# Start of Input records

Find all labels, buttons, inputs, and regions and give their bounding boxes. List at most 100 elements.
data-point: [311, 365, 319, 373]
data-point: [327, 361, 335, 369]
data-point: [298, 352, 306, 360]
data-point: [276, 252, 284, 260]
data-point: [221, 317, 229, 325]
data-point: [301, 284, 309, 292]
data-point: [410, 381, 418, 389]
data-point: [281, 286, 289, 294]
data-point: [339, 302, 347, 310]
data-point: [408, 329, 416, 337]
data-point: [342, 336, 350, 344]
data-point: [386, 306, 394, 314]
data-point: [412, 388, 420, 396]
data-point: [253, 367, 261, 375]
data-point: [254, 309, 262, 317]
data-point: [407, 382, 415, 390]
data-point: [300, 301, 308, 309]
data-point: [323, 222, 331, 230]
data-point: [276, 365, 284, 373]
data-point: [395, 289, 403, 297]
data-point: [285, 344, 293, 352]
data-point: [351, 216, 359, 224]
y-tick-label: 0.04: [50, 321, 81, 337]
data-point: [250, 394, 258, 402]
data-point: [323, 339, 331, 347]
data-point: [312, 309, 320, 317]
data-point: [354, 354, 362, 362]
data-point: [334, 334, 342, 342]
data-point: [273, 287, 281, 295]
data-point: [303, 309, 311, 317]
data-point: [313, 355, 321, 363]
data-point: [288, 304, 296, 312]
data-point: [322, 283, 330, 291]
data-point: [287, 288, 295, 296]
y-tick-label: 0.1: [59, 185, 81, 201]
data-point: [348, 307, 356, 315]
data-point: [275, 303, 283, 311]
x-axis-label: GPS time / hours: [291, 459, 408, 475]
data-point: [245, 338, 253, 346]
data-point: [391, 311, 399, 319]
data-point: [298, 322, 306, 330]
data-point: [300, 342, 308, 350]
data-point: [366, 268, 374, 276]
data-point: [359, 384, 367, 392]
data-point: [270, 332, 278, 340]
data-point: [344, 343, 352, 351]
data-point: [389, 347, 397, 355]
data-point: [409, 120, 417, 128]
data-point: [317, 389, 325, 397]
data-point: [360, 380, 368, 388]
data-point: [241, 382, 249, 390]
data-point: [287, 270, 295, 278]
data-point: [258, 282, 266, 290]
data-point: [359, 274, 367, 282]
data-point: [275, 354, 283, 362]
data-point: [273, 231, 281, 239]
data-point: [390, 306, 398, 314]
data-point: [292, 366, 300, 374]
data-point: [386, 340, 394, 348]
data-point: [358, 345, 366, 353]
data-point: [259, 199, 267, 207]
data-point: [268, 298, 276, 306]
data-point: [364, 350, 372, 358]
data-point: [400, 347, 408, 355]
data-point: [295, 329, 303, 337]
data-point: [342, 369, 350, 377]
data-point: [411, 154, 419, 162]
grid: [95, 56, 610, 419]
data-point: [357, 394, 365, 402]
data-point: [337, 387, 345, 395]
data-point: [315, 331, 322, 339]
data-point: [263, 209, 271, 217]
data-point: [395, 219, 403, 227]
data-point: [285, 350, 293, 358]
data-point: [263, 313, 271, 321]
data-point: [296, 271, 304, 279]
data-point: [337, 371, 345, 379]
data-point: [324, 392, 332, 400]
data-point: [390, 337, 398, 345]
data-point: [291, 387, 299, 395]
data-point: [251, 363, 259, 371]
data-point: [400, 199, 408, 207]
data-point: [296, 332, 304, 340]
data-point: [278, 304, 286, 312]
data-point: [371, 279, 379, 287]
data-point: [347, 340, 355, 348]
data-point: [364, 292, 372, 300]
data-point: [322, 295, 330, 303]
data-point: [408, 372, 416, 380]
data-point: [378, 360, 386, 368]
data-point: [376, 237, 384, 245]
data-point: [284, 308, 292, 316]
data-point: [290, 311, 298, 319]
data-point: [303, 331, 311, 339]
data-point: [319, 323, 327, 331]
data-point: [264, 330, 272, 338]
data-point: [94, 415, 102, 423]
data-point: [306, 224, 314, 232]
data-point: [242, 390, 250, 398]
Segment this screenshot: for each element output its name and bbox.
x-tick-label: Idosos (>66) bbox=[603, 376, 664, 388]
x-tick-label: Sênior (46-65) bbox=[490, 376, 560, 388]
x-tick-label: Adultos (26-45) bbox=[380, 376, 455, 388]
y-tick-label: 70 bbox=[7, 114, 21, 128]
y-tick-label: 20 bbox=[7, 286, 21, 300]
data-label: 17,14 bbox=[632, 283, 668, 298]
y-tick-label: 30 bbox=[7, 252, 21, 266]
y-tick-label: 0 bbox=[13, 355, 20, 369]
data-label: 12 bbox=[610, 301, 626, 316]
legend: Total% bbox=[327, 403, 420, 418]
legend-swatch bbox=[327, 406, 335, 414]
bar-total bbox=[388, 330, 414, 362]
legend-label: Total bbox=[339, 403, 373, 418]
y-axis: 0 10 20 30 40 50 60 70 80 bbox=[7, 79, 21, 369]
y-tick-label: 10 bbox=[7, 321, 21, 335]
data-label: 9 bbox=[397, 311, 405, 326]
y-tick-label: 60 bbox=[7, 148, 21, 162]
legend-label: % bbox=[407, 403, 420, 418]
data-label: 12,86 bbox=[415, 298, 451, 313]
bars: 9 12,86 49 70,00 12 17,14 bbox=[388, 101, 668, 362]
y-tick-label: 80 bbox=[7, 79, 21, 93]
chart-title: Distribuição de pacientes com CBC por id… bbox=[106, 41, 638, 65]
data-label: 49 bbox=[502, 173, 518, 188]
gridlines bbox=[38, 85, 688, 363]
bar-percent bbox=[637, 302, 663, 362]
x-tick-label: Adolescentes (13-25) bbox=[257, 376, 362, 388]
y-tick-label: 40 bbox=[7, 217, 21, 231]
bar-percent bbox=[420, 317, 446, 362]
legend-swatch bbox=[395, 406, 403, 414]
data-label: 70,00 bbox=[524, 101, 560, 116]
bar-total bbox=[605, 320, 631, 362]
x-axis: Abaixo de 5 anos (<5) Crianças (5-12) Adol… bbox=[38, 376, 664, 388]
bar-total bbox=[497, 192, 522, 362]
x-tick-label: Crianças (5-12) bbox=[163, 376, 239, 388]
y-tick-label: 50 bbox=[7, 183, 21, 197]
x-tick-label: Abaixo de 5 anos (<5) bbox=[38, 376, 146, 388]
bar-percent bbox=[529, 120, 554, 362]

# End of Input records

### Required task
Put every line of the rows above into a JSON list of strings, one string per line, and leave out any blank lines.

### Solution to this task
[
  "Find all labels, buttons, inputs, and regions and give their bounding boxes. List at most 100 elements.",
  "data-point: [311, 365, 319, 373]",
  "data-point: [327, 361, 335, 369]",
  "data-point: [298, 352, 306, 360]",
  "data-point: [276, 252, 284, 260]",
  "data-point: [221, 317, 229, 325]",
  "data-point: [301, 284, 309, 292]",
  "data-point: [410, 381, 418, 389]",
  "data-point: [281, 286, 289, 294]",
  "data-point: [339, 302, 347, 310]",
  "data-point: [408, 329, 416, 337]",
  "data-point: [342, 336, 350, 344]",
  "data-point: [386, 306, 394, 314]",
  "data-point: [412, 388, 420, 396]",
  "data-point: [253, 367, 261, 375]",
  "data-point: [254, 309, 262, 317]",
  "data-point: [407, 382, 415, 390]",
  "data-point: [300, 301, 308, 309]",
  "data-point: [323, 222, 331, 230]",
  "data-point: [276, 365, 284, 373]",
  "data-point: [395, 289, 403, 297]",
  "data-point: [285, 344, 293, 352]",
  "data-point: [351, 216, 359, 224]",
  "y-tick-label: 0.04: [50, 321, 81, 337]",
  "data-point: [250, 394, 258, 402]",
  "data-point: [323, 339, 331, 347]",
  "data-point: [312, 309, 320, 317]",
  "data-point: [354, 354, 362, 362]",
  "data-point: [334, 334, 342, 342]",
  "data-point: [273, 287, 281, 295]",
  "data-point: [303, 309, 311, 317]",
  "data-point: [313, 355, 321, 363]",
  "data-point: [288, 304, 296, 312]",
  "data-point: [322, 283, 330, 291]",
  "data-point: [287, 288, 295, 296]",
  "y-tick-label: 0.1: [59, 185, 81, 201]",
  "data-point: [348, 307, 356, 315]",
  "data-point: [275, 303, 283, 311]",
  "x-axis-label: GPS time / hours: [291, 459, 408, 475]",
  "data-point: [245, 338, 253, 346]",
  "data-point: [391, 311, 399, 319]",
  "data-point: [298, 322, 306, 330]",
  "data-point: [300, 342, 308, 350]",
  "data-point: [366, 268, 374, 276]",
  "data-point: [359, 384, 367, 392]",
  "data-point: [270, 332, 278, 340]",
  "data-point: [344, 343, 352, 351]",
  "data-point: [389, 347, 397, 355]",
  "data-point: [409, 120, 417, 128]",
  "data-point: [317, 389, 325, 397]",
  "data-point: [360, 380, 368, 388]",
  "data-point: [241, 382, 249, 390]",
  "data-point: [287, 270, 295, 278]",
  "data-point: [258, 282, 266, 290]",
  "data-point: [359, 274, 367, 282]",
  "data-point: [275, 354, 283, 362]",
  "data-point: [273, 231, 281, 239]",
  "data-point: [390, 306, 398, 314]",
  "data-point: [292, 366, 300, 374]",
  "data-point: [386, 340, 394, 348]",
  "data-point: [358, 345, 366, 353]",
  "data-point: [259, 199, 267, 207]",
  "data-point: [268, 298, 276, 306]",
  "data-point: [364, 350, 372, 358]",
  "data-point: [400, 347, 408, 355]",
  "data-point: [295, 329, 303, 337]",
  "data-point: [342, 369, 350, 377]",
  "data-point: [411, 154, 419, 162]",
  "grid: [95, 56, 610, 419]",
  "data-point: [357, 394, 365, 402]",
  "data-point: [337, 387, 345, 395]",
  "data-point: [315, 331, 322, 339]",
  "data-point: [263, 209, 271, 217]",
  "data-point: [395, 219, 403, 227]",
  "data-point: [285, 350, 293, 358]",
  "data-point: [263, 313, 271, 321]",
  "data-point: [296, 271, 304, 279]",
  "data-point: [337, 371, 345, 379]",
  "data-point: [324, 392, 332, 400]",
  "data-point: [390, 337, 398, 345]",
  "data-point: [291, 387, 299, 395]",
  "data-point: [251, 363, 259, 371]",
  "data-point: [400, 199, 408, 207]",
  "data-point: [296, 332, 304, 340]",
  "data-point: [278, 304, 286, 312]",
  "data-point: [371, 279, 379, 287]",
  "data-point: [347, 340, 355, 348]",
  "data-point: [364, 292, 372, 300]",
  "data-point: [322, 295, 330, 303]",
  "data-point: [408, 372, 416, 380]",
  "data-point: [378, 360, 386, 368]",
  "data-point: [376, 237, 384, 245]",
  "data-point: [284, 308, 292, 316]",
  "data-point: [290, 311, 298, 319]",
  "data-point: [303, 331, 311, 339]",
  "data-point: [319, 323, 327, 331]",
  "data-point: [264, 330, 272, 338]",
  "data-point: [94, 415, 102, 423]",
  "data-point: [306, 224, 314, 232]",
  "data-point: [242, 390, 250, 398]",
  "Segment this screenshot: for each element output its name and bbox.",
  "x-tick-label: Idosos (>66) bbox=[603, 376, 664, 388]",
  "x-tick-label: Sênior (46-65) bbox=[490, 376, 560, 388]",
  "x-tick-label: Adultos (26-45) bbox=[380, 376, 455, 388]",
  "y-tick-label: 70 bbox=[7, 114, 21, 128]",
  "y-tick-label: 20 bbox=[7, 286, 21, 300]",
  "data-label: 17,14 bbox=[632, 283, 668, 298]",
  "y-tick-label: 30 bbox=[7, 252, 21, 266]",
  "y-tick-label: 0 bbox=[13, 355, 20, 369]",
  "data-label: 12 bbox=[610, 301, 626, 316]",
  "legend: Total% bbox=[327, 403, 420, 418]",
  "legend-swatch bbox=[327, 406, 335, 414]",
  "bar-total bbox=[388, 330, 414, 362]",
  "legend-label: Total bbox=[339, 403, 373, 418]",
  "y-axis: 0 10 20 30 40 50 60 70 80 bbox=[7, 79, 21, 369]",
  "y-tick-label: 10 bbox=[7, 321, 21, 335]",
  "data-label: 9 bbox=[397, 311, 405, 326]",
  "y-tick-label: 60 bbox=[7, 148, 21, 162]",
  "legend-label: % bbox=[407, 403, 420, 418]",
  "data-label: 12,86 bbox=[415, 298, 451, 313]",
  "bars: 9 12,86 49 70,00 12 17,14 bbox=[388, 101, 668, 362]",
  "y-tick-label: 80 bbox=[7, 79, 21, 93]",
  "chart-title: Distribuição de pacientes com CBC por id… bbox=[106, 41, 638, 65]",
  "data-label: 49 bbox=[502, 173, 518, 188]",
  "gridlines bbox=[38, 85, 688, 363]",
  "bar-percent bbox=[637, 302, 663, 362]",
  "x-tick-label: Adolescentes (13-25) bbox=[257, 376, 362, 388]",
  "y-tick-label: 40 bbox=[7, 217, 21, 231]",
  "bar-percent bbox=[420, 317, 446, 362]",
  "legend-swatch bbox=[395, 406, 403, 414]",
  "data-label: 70,00 bbox=[524, 101, 560, 116]",
  "bar-total bbox=[605, 320, 631, 362]",
  "x-axis: Abaixo de 5 anos (<5) Crianças (5-12) Adol… bbox=[38, 376, 664, 388]",
  "bar-total bbox=[497, 192, 522, 362]",
  "x-tick-label: Crianças (5-12) bbox=[163, 376, 239, 388]",
  "y-tick-label: 50 bbox=[7, 183, 21, 197]",
  "x-tick-label: Abaixo de 5 anos (<5) bbox=[38, 376, 146, 388]",
  "bar-percent bbox=[529, 120, 554, 362]"
]